EXERCISE GOAL: Exact reproduction of the data is required, with images excluded.
** start of ENTRIES SHOWN **
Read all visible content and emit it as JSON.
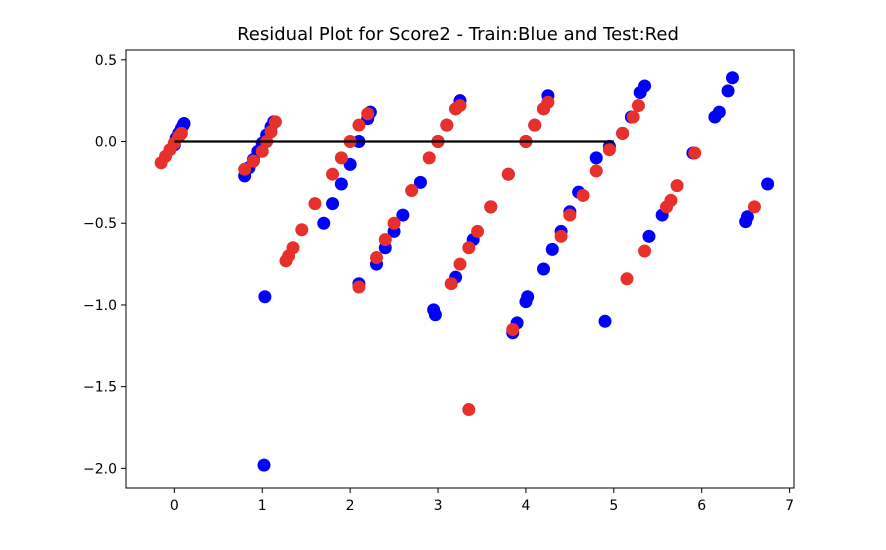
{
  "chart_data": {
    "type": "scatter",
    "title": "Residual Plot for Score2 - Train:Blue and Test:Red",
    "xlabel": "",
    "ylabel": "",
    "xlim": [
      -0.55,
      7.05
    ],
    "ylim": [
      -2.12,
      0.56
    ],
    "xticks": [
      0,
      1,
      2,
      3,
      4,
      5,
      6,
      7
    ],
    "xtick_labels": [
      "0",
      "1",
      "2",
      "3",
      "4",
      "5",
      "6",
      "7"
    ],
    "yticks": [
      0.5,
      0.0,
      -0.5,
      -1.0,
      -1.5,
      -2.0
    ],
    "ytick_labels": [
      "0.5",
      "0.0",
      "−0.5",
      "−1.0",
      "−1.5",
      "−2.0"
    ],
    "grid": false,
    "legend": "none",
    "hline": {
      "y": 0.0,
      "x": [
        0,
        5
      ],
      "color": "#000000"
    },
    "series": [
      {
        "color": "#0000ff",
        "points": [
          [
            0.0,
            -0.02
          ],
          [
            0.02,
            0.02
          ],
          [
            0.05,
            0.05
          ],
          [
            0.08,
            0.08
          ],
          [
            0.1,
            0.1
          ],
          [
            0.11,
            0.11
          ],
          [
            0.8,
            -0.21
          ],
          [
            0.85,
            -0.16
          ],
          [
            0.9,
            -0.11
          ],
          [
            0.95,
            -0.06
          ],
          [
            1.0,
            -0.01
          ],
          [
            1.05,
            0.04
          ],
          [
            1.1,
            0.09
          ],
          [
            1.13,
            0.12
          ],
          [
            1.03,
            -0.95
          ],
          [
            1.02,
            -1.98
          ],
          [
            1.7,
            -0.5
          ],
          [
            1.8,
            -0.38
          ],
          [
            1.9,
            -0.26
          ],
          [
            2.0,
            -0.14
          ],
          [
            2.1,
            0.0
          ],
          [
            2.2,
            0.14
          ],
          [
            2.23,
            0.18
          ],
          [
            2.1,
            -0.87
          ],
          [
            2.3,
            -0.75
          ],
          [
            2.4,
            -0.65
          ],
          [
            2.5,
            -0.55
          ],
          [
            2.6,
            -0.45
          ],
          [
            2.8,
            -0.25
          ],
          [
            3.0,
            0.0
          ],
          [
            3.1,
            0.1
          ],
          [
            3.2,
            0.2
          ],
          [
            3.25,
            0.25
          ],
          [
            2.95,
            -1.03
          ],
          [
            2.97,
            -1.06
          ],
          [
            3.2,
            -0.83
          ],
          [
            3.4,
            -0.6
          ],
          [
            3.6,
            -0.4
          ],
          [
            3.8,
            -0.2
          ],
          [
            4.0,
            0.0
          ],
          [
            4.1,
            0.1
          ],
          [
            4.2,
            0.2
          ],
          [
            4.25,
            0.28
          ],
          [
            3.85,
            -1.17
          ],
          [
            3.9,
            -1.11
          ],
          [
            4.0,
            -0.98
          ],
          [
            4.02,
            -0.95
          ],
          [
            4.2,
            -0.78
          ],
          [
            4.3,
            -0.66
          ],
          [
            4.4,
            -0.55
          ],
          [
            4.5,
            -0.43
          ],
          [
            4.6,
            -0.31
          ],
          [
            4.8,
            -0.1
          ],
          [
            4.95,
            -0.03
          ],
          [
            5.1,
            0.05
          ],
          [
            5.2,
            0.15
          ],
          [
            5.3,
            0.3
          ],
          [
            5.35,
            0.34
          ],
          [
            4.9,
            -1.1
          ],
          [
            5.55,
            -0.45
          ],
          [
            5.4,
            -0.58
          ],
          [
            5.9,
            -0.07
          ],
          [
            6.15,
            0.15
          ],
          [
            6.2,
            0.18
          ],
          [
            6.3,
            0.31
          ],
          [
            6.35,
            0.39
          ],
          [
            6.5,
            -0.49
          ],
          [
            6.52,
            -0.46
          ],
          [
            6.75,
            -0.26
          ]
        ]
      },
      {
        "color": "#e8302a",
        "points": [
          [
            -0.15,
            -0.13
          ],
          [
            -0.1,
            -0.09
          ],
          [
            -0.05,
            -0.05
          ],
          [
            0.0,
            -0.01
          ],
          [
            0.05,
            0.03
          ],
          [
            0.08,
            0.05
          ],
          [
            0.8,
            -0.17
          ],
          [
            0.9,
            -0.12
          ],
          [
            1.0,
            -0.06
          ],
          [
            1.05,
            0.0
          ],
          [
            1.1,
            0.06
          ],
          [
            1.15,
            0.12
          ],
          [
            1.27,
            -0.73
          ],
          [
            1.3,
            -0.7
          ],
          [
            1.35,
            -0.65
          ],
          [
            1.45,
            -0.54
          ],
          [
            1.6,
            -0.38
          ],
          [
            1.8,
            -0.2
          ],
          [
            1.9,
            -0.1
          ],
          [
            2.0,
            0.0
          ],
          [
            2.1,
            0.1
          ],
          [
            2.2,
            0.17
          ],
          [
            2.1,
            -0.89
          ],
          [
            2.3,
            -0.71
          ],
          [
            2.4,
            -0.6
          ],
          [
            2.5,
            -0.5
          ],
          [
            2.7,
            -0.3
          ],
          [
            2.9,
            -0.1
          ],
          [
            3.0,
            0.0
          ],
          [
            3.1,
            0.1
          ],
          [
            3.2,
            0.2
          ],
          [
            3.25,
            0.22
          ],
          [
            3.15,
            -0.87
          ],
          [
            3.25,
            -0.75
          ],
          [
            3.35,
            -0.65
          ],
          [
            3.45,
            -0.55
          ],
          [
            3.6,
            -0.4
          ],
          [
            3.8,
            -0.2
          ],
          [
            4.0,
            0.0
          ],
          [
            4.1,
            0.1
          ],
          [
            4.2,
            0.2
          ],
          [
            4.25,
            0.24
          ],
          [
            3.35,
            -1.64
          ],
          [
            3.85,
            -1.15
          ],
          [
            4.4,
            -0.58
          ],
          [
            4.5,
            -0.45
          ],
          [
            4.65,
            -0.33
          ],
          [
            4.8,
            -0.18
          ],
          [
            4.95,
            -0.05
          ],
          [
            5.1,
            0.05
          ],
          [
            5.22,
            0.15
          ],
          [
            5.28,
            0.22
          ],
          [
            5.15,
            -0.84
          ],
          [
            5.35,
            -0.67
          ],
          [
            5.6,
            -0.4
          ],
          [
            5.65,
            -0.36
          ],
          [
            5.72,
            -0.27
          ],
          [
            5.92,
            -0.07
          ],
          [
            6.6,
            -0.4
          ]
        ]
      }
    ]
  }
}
** end of ENTRIES SHOWN **
TASK ANSWER:
Read all visible content and emit it as JSON.
{
  "chart_data": {
    "type": "scatter",
    "title": "Residual Plot for Score2 - Train:Blue and Test:Red",
    "xlabel": "",
    "ylabel": "",
    "xlim": [
      -0.55,
      7.05
    ],
    "ylim": [
      -2.12,
      0.56
    ],
    "xticks": [
      0,
      1,
      2,
      3,
      4,
      5,
      6,
      7
    ],
    "xtick_labels": [
      "0",
      "1",
      "2",
      "3",
      "4",
      "5",
      "6",
      "7"
    ],
    "yticks": [
      0.5,
      0.0,
      -0.5,
      -1.0,
      -1.5,
      -2.0
    ],
    "ytick_labels": [
      "0.5",
      "0.0",
      "−0.5",
      "−1.0",
      "−1.5",
      "−2.0"
    ],
    "grid": false,
    "legend": "none",
    "hline": {
      "y": 0.0,
      "x": [
        0,
        5
      ],
      "color": "#000000"
    },
    "series": [
      {
        "color": "#0000ff",
        "points": [
          [
            0.0,
            -0.02
          ],
          [
            0.02,
            0.02
          ],
          [
            0.05,
            0.05
          ],
          [
            0.08,
            0.08
          ],
          [
            0.1,
            0.1
          ],
          [
            0.11,
            0.11
          ],
          [
            0.8,
            -0.21
          ],
          [
            0.85,
            -0.16
          ],
          [
            0.9,
            -0.11
          ],
          [
            0.95,
            -0.06
          ],
          [
            1.0,
            -0.01
          ],
          [
            1.05,
            0.04
          ],
          [
            1.1,
            0.09
          ],
          [
            1.13,
            0.12
          ],
          [
            1.03,
            -0.95
          ],
          [
            1.02,
            -1.98
          ],
          [
            1.7,
            -0.5
          ],
          [
            1.8,
            -0.38
          ],
          [
            1.9,
            -0.26
          ],
          [
            2.0,
            -0.14
          ],
          [
            2.1,
            0.0
          ],
          [
            2.2,
            0.14
          ],
          [
            2.23,
            0.18
          ],
          [
            2.1,
            -0.87
          ],
          [
            2.3,
            -0.75
          ],
          [
            2.4,
            -0.65
          ],
          [
            2.5,
            -0.55
          ],
          [
            2.6,
            -0.45
          ],
          [
            2.8,
            -0.25
          ],
          [
            3.0,
            0.0
          ],
          [
            3.1,
            0.1
          ],
          [
            3.2,
            0.2
          ],
          [
            3.25,
            0.25
          ],
          [
            2.95,
            -1.03
          ],
          [
            2.97,
            -1.06
          ],
          [
            3.2,
            -0.83
          ],
          [
            3.4,
            -0.6
          ],
          [
            3.6,
            -0.4
          ],
          [
            3.8,
            -0.2
          ],
          [
            4.0,
            0.0
          ],
          [
            4.1,
            0.1
          ],
          [
            4.2,
            0.2
          ],
          [
            4.25,
            0.28
          ],
          [
            3.85,
            -1.17
          ],
          [
            3.9,
            -1.11
          ],
          [
            4.0,
            -0.98
          ],
          [
            4.02,
            -0.95
          ],
          [
            4.2,
            -0.78
          ],
          [
            4.3,
            -0.66
          ],
          [
            4.4,
            -0.55
          ],
          [
            4.5,
            -0.43
          ],
          [
            4.6,
            -0.31
          ],
          [
            4.8,
            -0.1
          ],
          [
            4.95,
            -0.03
          ],
          [
            5.1,
            0.05
          ],
          [
            5.2,
            0.15
          ],
          [
            5.3,
            0.3
          ],
          [
            5.35,
            0.34
          ],
          [
            4.9,
            -1.1
          ],
          [
            5.55,
            -0.45
          ],
          [
            5.4,
            -0.58
          ],
          [
            5.9,
            -0.07
          ],
          [
            6.15,
            0.15
          ],
          [
            6.2,
            0.18
          ],
          [
            6.3,
            0.31
          ],
          [
            6.35,
            0.39
          ],
          [
            6.5,
            -0.49
          ],
          [
            6.52,
            -0.46
          ],
          [
            6.75,
            -0.26
          ]
        ]
      },
      {
        "color": "#e8302a",
        "points": [
          [
            -0.15,
            -0.13
          ],
          [
            -0.1,
            -0.09
          ],
          [
            -0.05,
            -0.05
          ],
          [
            0.0,
            -0.01
          ],
          [
            0.05,
            0.03
          ],
          [
            0.08,
            0.05
          ],
          [
            0.8,
            -0.17
          ],
          [
            0.9,
            -0.12
          ],
          [
            1.0,
            -0.06
          ],
          [
            1.05,
            0.0
          ],
          [
            1.1,
            0.06
          ],
          [
            1.15,
            0.12
          ],
          [
            1.27,
            -0.73
          ],
          [
            1.3,
            -0.7
          ],
          [
            1.35,
            -0.65
          ],
          [
            1.45,
            -0.54
          ],
          [
            1.6,
            -0.38
          ],
          [
            1.8,
            -0.2
          ],
          [
            1.9,
            -0.1
          ],
          [
            2.0,
            0.0
          ],
          [
            2.1,
            0.1
          ],
          [
            2.2,
            0.17
          ],
          [
            2.1,
            -0.89
          ],
          [
            2.3,
            -0.71
          ],
          [
            2.4,
            -0.6
          ],
          [
            2.5,
            -0.5
          ],
          [
            2.7,
            -0.3
          ],
          [
            2.9,
            -0.1
          ],
          [
            3.0,
            0.0
          ],
          [
            3.1,
            0.1
          ],
          [
            3.2,
            0.2
          ],
          [
            3.25,
            0.22
          ],
          [
            3.15,
            -0.87
          ],
          [
            3.25,
            -0.75
          ],
          [
            3.35,
            -0.65
          ],
          [
            3.45,
            -0.55
          ],
          [
            3.6,
            -0.4
          ],
          [
            3.8,
            -0.2
          ],
          [
            4.0,
            0.0
          ],
          [
            4.1,
            0.1
          ],
          [
            4.2,
            0.2
          ],
          [
            4.25,
            0.24
          ],
          [
            3.35,
            -1.64
          ],
          [
            3.85,
            -1.15
          ],
          [
            4.4,
            -0.58
          ],
          [
            4.5,
            -0.45
          ],
          [
            4.65,
            -0.33
          ],
          [
            4.8,
            -0.18
          ],
          [
            4.95,
            -0.05
          ],
          [
            5.1,
            0.05
          ],
          [
            5.22,
            0.15
          ],
          [
            5.28,
            0.22
          ],
          [
            5.15,
            -0.84
          ],
          [
            5.35,
            -0.67
          ],
          [
            5.6,
            -0.4
          ],
          [
            5.65,
            -0.36
          ],
          [
            5.72,
            -0.27
          ],
          [
            5.92,
            -0.07
          ],
          [
            6.6,
            -0.4
          ]
        ]
      }
    ]
  }
}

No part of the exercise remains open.